begin RECORD EXCERPTS
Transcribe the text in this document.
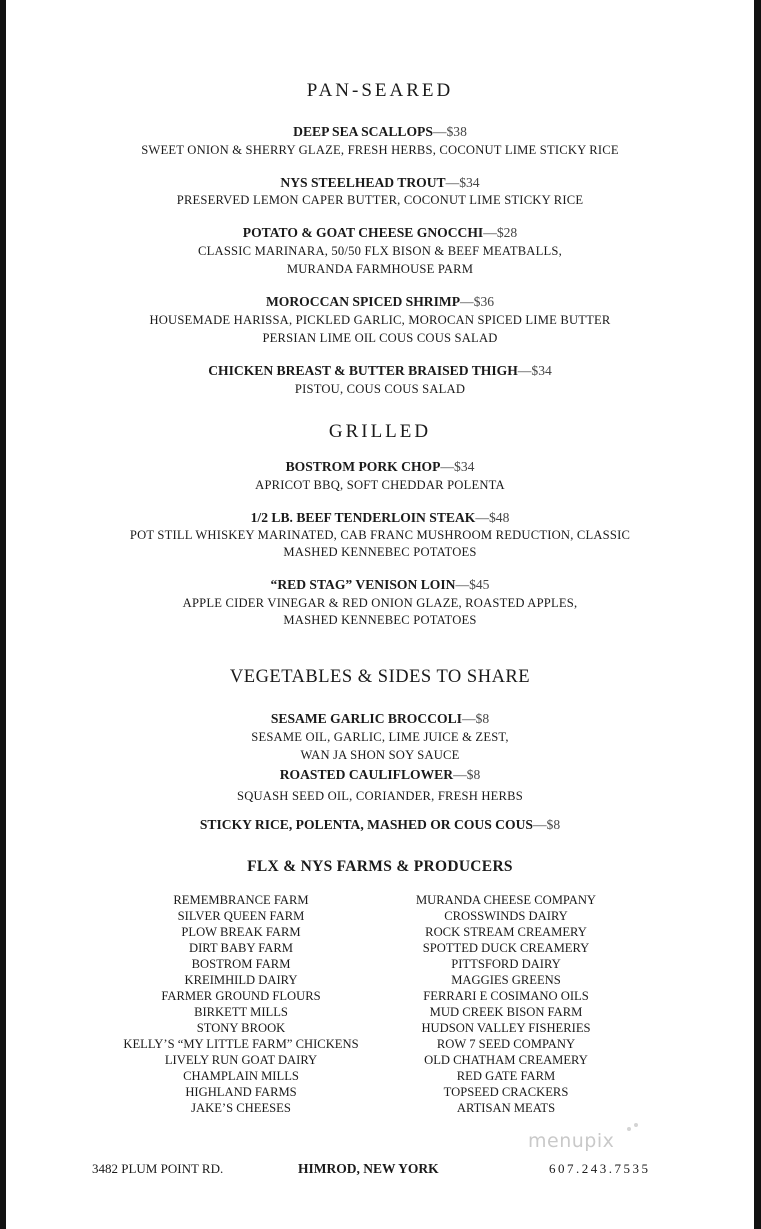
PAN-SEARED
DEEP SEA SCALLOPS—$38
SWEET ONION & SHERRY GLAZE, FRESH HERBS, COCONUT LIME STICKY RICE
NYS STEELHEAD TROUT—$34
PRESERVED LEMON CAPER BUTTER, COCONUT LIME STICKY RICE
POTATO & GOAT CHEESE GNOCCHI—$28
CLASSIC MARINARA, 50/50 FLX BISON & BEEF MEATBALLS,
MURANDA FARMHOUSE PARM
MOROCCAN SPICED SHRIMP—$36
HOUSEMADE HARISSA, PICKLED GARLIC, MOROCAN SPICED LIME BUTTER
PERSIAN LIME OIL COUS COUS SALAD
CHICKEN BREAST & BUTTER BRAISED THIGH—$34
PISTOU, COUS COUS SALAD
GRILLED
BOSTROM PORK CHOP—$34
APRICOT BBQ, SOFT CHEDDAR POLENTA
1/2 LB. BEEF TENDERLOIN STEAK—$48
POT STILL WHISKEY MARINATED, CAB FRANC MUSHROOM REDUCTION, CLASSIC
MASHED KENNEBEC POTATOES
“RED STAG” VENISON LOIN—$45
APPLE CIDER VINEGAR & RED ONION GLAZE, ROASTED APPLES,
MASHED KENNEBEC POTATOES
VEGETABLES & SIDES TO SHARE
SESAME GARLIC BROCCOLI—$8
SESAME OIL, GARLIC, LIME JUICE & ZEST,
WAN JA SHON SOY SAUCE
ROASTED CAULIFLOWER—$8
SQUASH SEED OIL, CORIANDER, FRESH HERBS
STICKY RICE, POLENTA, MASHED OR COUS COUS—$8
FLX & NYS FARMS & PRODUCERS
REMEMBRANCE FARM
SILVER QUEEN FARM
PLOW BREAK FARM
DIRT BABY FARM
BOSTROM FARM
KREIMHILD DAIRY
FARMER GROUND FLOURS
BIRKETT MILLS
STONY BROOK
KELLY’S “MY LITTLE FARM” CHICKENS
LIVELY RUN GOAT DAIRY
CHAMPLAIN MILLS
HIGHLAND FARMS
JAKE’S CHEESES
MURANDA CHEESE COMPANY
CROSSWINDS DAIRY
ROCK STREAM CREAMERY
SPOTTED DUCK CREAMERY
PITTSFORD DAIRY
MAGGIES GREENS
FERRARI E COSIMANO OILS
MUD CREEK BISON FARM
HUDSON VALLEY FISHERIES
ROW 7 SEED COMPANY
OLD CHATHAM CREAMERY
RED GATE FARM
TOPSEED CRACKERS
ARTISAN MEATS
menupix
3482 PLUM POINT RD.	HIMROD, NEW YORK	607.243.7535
end RECORD EXCERPTS
**GIVEN INSTRUCTION**
From the records given above, reproduce all text exactly and exclude each picture.

**WRITTEN SOLUTION**
Transcribe the text in this document.
PAN-SEARED
DEEP SEA SCALLOPS—$38
SWEET ONION & SHERRY GLAZE, FRESH HERBS, COCONUT LIME STICKY RICE
NYS STEELHEAD TROUT—$34
PRESERVED LEMON CAPER BUTTER, COCONUT LIME STICKY RICE
POTATO & GOAT CHEESE GNOCCHI—$28
CLASSIC MARINARA, 50/50 FLX BISON & BEEF MEATBALLS,
MURANDA FARMHOUSE PARM
MOROCCAN SPICED SHRIMP—$36
HOUSEMADE HARISSA, PICKLED GARLIC, MOROCAN SPICED LIME BUTTER
PERSIAN LIME OIL COUS COUS SALAD
CHICKEN BREAST & BUTTER BRAISED THIGH—$34
PISTOU, COUS COUS SALAD
GRILLED
BOSTROM PORK CHOP—$34
APRICOT BBQ, SOFT CHEDDAR POLENTA
1/2 LB. BEEF TENDERLOIN STEAK—$48
POT STILL WHISKEY MARINATED, CAB FRANC MUSHROOM REDUCTION, CLASSIC
MASHED KENNEBEC POTATOES
“RED STAG” VENISON LOIN—$45
APPLE CIDER VINEGAR & RED ONION GLAZE, ROASTED APPLES,
MASHED KENNEBEC POTATOES
VEGETABLES & SIDES TO SHARE
SESAME GARLIC BROCCOLI—$8
SESAME OIL, GARLIC, LIME JUICE & ZEST,
WAN JA SHON SOY SAUCE
ROASTED CAULIFLOWER—$8
SQUASH SEED OIL, CORIANDER, FRESH HERBS
STICKY RICE, POLENTA, MASHED OR COUS COUS—$8
FLX & NYS FARMS & PRODUCERS
REMEMBRANCE FARM
SILVER QUEEN FARM
PLOW BREAK FARM
DIRT BABY FARM
BOSTROM FARM
KREIMHILD DAIRY
FARMER GROUND FLOURS
BIRKETT MILLS
STONY BROOK
KELLY’S “MY LITTLE FARM” CHICKENS
LIVELY RUN GOAT DAIRY
CHAMPLAIN MILLS
HIGHLAND FARMS
JAKE’S CHEESES
MURANDA CHEESE COMPANY
CROSSWINDS DAIRY
ROCK STREAM CREAMERY
SPOTTED DUCK CREAMERY
PITTSFORD DAIRY
MAGGIES GREENS
FERRARI E COSIMANO OILS
MUD CREEK BISON FARM
HUDSON VALLEY FISHERIES
ROW 7 SEED COMPANY
OLD CHATHAM CREAMERY
RED GATE FARM
TOPSEED CRACKERS
ARTISAN MEATS
menupix
3482 PLUM POINT RD.	HIMROD, NEW YORK	607.243.7535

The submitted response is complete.